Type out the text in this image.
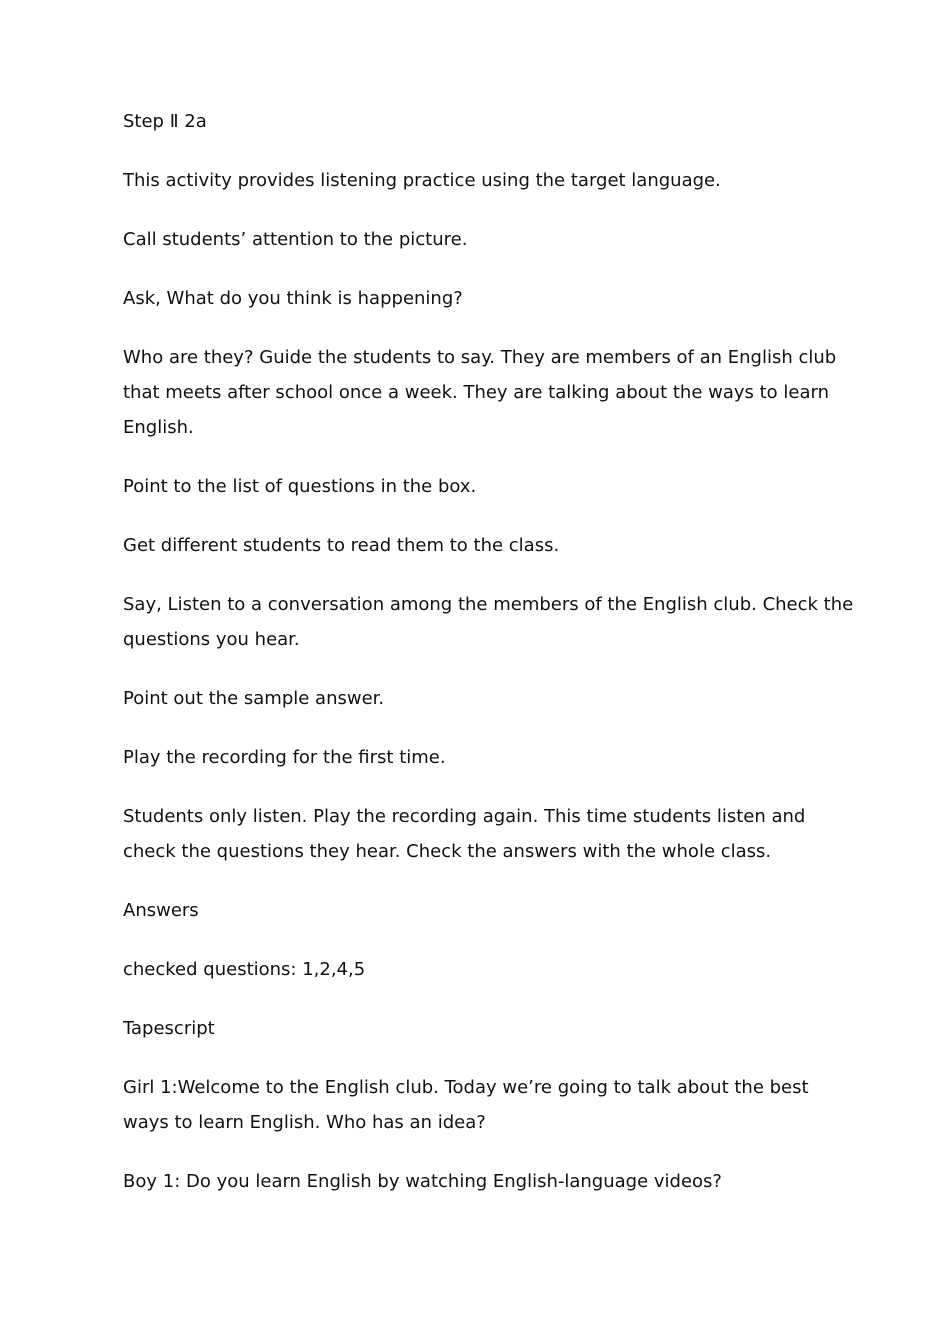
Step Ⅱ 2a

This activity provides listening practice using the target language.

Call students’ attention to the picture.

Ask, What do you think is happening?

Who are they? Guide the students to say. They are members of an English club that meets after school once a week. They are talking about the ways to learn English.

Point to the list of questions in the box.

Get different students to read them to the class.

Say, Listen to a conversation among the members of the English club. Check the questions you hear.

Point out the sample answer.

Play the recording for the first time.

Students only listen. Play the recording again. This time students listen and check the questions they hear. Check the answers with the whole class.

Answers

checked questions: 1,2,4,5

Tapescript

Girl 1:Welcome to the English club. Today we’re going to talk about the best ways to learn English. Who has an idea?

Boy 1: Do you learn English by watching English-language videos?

** WRITTEN REQUEST **
Using the material above, report each line where "Play" occurs.

** ANSWER TO THIS TASK **
Play the recording for the first time.
Students only listen. Play the recording again. This time students listen and check the questions they hear. Check the answers with the whole class.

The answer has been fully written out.